# [Brief]
Identify the lines that contain the string "JSON", then copy each of them.

[Extracted data entries]
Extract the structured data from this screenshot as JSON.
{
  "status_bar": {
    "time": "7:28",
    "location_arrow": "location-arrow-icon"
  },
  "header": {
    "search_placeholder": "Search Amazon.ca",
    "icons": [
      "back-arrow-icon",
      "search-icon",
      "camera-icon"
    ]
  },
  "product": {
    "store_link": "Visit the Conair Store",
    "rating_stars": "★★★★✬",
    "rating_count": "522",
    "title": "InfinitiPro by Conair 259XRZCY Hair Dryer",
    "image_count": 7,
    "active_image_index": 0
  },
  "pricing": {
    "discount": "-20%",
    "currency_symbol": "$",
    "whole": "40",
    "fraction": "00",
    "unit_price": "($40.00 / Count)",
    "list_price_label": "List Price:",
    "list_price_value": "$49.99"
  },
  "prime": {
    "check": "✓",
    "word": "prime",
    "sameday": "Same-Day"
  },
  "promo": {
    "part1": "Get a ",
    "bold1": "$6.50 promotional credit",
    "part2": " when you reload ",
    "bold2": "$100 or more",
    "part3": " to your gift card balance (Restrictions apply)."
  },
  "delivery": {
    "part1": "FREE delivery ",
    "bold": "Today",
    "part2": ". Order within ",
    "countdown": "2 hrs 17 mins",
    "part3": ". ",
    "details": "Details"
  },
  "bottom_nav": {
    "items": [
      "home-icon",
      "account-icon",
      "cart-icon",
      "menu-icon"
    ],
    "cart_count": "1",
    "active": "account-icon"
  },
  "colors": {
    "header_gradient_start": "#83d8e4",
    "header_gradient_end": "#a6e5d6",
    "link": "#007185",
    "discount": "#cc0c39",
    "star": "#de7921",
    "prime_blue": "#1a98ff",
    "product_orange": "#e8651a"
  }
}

---

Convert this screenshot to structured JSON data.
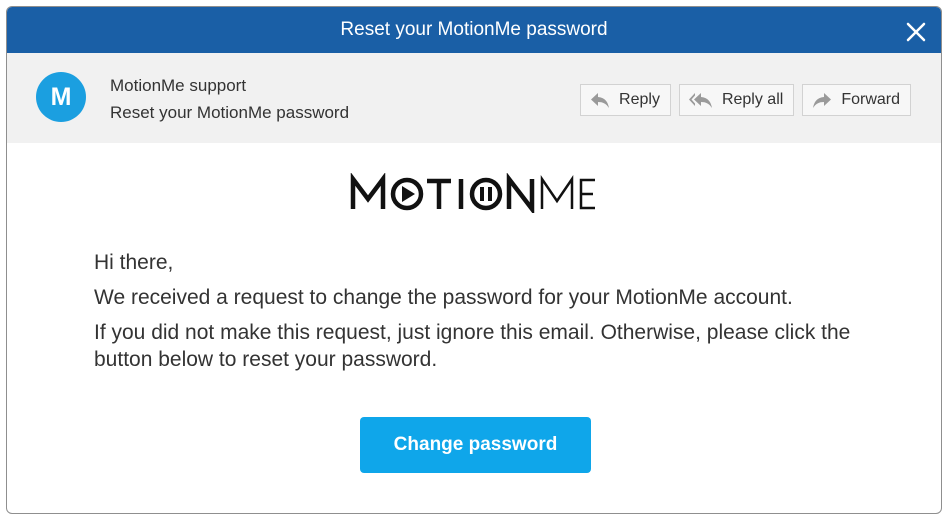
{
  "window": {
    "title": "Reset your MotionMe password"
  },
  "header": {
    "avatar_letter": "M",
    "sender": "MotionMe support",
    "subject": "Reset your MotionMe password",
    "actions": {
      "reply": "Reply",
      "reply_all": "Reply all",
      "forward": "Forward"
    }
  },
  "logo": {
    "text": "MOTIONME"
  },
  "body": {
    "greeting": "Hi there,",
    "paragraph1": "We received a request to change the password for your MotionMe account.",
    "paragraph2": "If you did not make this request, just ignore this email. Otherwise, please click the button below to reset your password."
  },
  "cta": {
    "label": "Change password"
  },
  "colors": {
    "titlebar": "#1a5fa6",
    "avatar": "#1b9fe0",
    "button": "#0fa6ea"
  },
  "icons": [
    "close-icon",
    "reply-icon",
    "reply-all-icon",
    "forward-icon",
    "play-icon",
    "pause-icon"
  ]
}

# [Written answer]
Extract the structured data from this screenshot as JSON.
Convert this screenshot to structured JSON data.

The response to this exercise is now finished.